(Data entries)
########################################

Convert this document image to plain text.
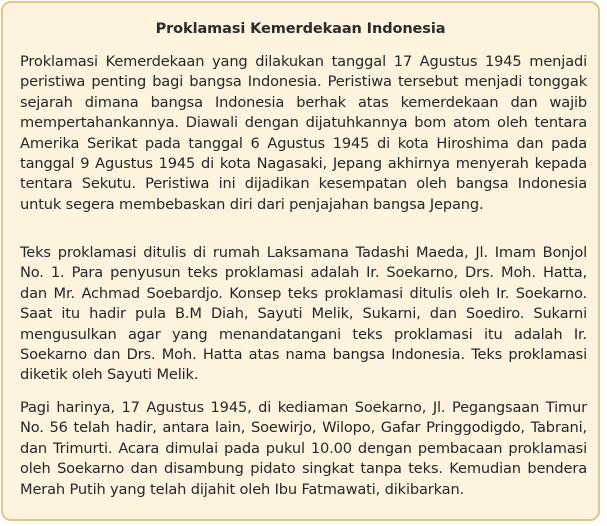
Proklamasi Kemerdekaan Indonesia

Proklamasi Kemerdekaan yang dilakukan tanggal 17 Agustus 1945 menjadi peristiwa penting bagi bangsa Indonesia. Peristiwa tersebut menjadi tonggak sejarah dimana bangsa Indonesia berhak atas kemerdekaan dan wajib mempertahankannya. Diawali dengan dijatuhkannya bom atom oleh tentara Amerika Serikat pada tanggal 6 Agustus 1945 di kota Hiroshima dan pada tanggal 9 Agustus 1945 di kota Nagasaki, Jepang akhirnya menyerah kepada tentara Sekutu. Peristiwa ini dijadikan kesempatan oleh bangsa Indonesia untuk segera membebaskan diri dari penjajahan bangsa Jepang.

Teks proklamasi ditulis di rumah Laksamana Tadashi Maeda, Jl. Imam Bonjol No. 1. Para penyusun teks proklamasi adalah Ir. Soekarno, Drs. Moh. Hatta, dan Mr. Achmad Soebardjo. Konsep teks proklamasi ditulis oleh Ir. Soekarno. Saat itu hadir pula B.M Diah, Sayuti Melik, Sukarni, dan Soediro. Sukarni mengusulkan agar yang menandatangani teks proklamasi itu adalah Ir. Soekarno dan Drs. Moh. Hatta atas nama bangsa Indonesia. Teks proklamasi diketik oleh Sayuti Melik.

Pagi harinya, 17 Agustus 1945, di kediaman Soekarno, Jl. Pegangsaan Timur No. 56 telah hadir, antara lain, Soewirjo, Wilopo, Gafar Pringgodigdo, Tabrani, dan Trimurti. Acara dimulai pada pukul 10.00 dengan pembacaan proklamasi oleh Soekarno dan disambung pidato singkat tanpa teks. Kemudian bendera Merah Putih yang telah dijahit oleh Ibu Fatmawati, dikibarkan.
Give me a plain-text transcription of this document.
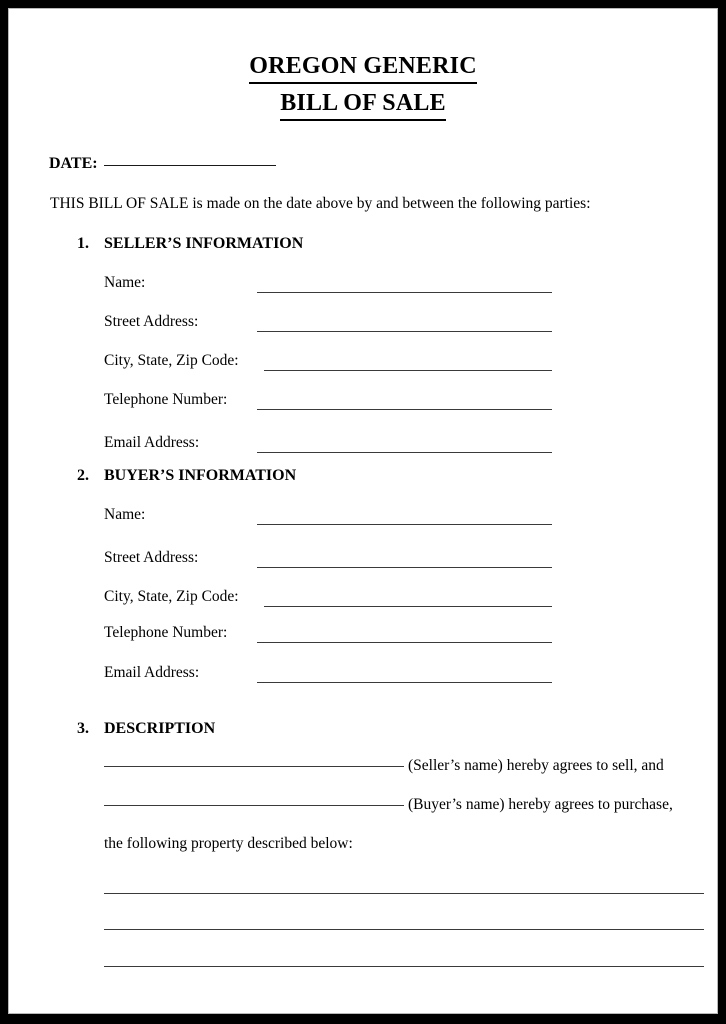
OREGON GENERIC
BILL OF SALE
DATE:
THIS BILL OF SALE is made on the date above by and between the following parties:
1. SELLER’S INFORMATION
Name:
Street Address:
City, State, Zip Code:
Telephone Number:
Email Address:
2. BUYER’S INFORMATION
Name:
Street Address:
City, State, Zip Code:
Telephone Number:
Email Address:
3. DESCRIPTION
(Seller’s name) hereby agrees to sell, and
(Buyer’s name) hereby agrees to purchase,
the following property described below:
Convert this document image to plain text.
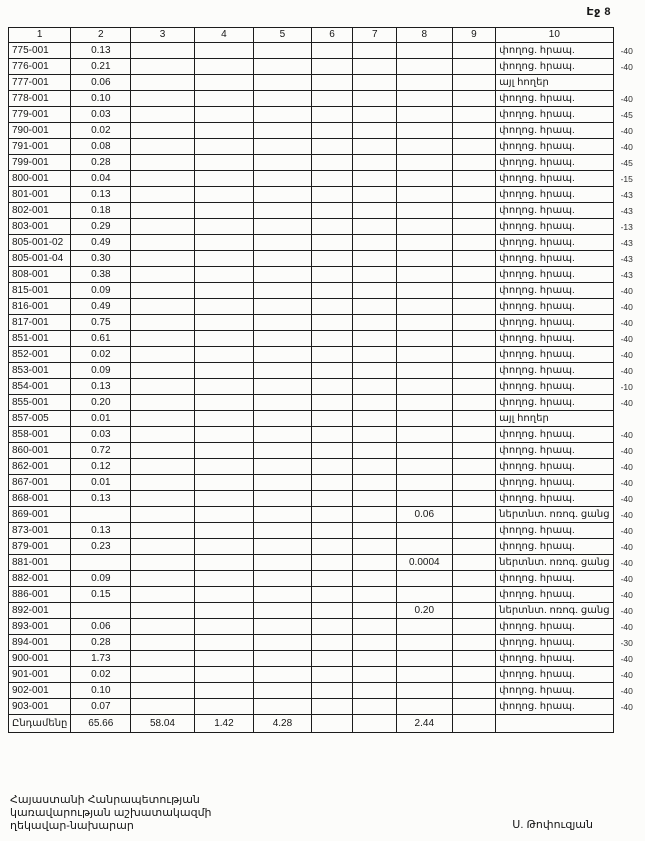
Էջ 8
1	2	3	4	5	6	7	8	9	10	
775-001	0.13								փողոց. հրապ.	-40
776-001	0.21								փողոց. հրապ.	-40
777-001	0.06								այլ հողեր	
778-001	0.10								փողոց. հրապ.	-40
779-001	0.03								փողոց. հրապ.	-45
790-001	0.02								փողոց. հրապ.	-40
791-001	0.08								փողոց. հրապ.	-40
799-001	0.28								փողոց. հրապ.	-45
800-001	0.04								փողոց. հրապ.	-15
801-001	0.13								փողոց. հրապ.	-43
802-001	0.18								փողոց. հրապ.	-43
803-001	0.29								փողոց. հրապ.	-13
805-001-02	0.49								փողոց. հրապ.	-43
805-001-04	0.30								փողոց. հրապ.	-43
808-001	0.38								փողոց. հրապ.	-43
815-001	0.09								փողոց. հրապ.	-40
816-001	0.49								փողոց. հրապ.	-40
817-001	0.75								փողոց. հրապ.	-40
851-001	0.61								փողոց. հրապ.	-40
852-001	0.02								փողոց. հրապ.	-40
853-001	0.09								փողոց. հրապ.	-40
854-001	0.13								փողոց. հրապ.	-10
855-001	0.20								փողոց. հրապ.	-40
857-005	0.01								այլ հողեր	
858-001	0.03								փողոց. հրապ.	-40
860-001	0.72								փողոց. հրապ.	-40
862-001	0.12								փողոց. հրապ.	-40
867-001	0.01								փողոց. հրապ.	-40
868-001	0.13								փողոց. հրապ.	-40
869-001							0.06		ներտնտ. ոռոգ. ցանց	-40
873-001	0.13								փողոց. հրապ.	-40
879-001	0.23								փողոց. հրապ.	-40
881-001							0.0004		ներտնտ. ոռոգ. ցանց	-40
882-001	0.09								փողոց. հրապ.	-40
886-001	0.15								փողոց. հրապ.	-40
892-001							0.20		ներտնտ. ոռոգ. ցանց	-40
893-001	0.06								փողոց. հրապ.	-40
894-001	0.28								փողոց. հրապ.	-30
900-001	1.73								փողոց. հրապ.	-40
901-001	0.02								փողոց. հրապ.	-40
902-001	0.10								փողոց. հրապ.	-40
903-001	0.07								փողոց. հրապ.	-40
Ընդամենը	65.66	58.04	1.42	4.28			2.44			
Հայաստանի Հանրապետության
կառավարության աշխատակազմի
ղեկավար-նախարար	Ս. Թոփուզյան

########################################

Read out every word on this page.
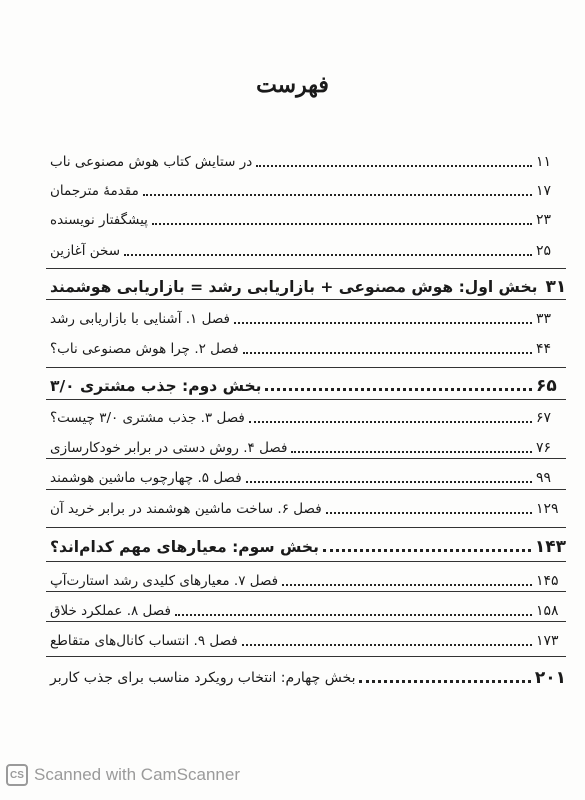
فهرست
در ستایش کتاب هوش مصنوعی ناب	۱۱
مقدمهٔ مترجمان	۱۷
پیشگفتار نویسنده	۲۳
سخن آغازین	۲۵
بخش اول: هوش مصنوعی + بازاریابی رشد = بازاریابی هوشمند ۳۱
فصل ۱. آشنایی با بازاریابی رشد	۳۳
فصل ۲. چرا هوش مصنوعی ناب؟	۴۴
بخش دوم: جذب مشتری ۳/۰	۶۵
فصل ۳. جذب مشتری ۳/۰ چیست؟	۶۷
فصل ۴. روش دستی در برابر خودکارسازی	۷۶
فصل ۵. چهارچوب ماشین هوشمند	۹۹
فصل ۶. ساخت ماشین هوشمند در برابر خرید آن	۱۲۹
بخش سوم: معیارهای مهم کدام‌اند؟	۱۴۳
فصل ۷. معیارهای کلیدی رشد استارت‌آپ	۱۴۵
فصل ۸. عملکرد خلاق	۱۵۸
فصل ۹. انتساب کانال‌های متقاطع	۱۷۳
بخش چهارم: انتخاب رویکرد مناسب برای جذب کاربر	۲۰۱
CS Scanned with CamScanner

########################################

The task >>
Using the material above, gather every line that includes "بازاریابی".

Reply to the exercise >>
بخش اول: هوش مصنوعی + بازاریابی رشد = بازاریابی هوشمند ۳۱
فصل ۱. آشنایی با بازاریابی رشد	۳۳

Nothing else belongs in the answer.